→ Problem details:
Reproduce the records below with every occurrence of "is greater than" renamed to "is less than" and nothing else altered. Leave the pictures out.

Box coordinate listings
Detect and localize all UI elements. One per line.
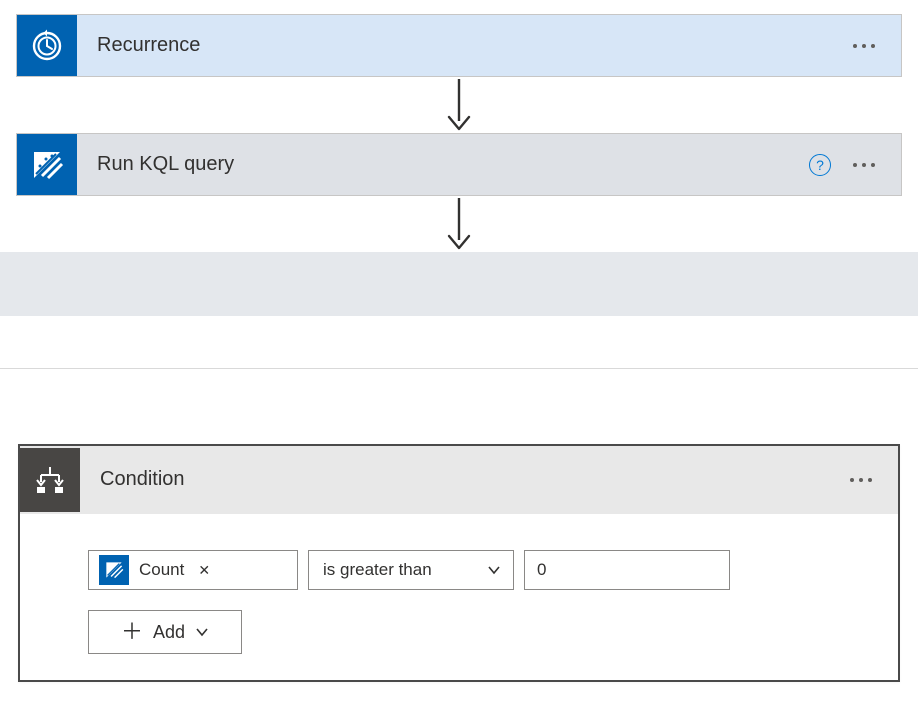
recurrence-title: Recurrence [97,34,853,57]
operator-label: is greater than [323,560,432,580]
step-run-kql-query[interactable]: Run KQL query ? [16,133,902,196]
recurrence-icon [17,15,77,76]
designer-canvas: Recurrence Run KQL query [0,14,918,682]
kql-help-button[interactable]: ? [809,154,831,176]
condition-body: Count ✕ is greater than ＋ Add [20,514,898,680]
connector-arrow-2 [0,196,918,252]
step-recurrence[interactable]: Recurrence [16,14,902,77]
kql-more-button[interactable] [853,153,875,177]
token-label: Count [139,560,184,580]
chevron-down-icon [195,625,209,639]
condition-more-button[interactable] [850,468,872,492]
connector-arrow-1 [0,77,918,133]
empty-band [0,252,918,316]
condition-panel: Condition [18,444,900,682]
condition-icon [20,448,80,512]
condition-header[interactable]: Condition [20,446,898,514]
token-remove-button[interactable]: ✕ [198,562,210,579]
kql-icon [17,134,77,195]
condition-left-operand[interactable]: Count ✕ [88,550,298,590]
kql-title: Run KQL query [97,153,809,176]
token-kql-icon [99,555,129,585]
add-button-label: Add [153,622,185,643]
condition-row: Count ✕ is greater than [88,550,868,590]
condition-operator-select[interactable]: is greater than [308,550,514,590]
dynamic-content-token[interactable]: Count ✕ [99,555,210,585]
condition-title: Condition [100,468,850,491]
condition-value-input[interactable] [524,550,730,590]
condition-add-button[interactable]: ＋ Add [88,610,242,654]
chevron-down-icon [487,563,501,577]
recurrence-more-button[interactable] [853,34,875,58]
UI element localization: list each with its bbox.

→ Task solution:
Detect and localize all UI elements. One per line.
recurrence-title: Recurrence [97,34,853,57]
operator-label: is less than [323,560,432,580]
step-run-kql-query[interactable]: Run KQL query ? [16,133,902,196]
recurrence-icon [17,15,77,76]
designer-canvas: Recurrence Run KQL query [0,14,918,682]
kql-help-button[interactable]: ? [809,154,831,176]
condition-body: Count ✕ is less than ＋ Add [20,514,898,680]
connector-arrow-2 [0,196,918,252]
step-recurrence[interactable]: Recurrence [16,14,902,77]
kql-more-button[interactable] [853,153,875,177]
token-label: Count [139,560,184,580]
chevron-down-icon [195,625,209,639]
condition-more-button[interactable] [850,468,872,492]
connector-arrow-1 [0,77,918,133]
empty-band [0,252,918,316]
condition-panel: Condition [18,444,900,682]
condition-icon [20,448,80,512]
condition-header[interactable]: Condition [20,446,898,514]
token-remove-button[interactable]: ✕ [198,562,210,579]
kql-icon [17,134,77,195]
condition-left-operand[interactable]: Count ✕ [88,550,298,590]
kql-title: Run KQL query [97,153,809,176]
token-kql-icon [99,555,129,585]
add-button-label: Add [153,622,185,643]
condition-row: Count ✕ is less than [88,550,868,590]
condition-operator-select[interactable]: is less than [308,550,514,590]
dynamic-content-token[interactable]: Count ✕ [99,555,210,585]
condition-title: Condition [100,468,850,491]
condition-value-input[interactable] [524,550,730,590]
condition-add-button[interactable]: ＋ Add [88,610,242,654]
chevron-down-icon [487,563,501,577]
recurrence-more-button[interactable] [853,34,875,58]
UI element localization: list each with its bbox.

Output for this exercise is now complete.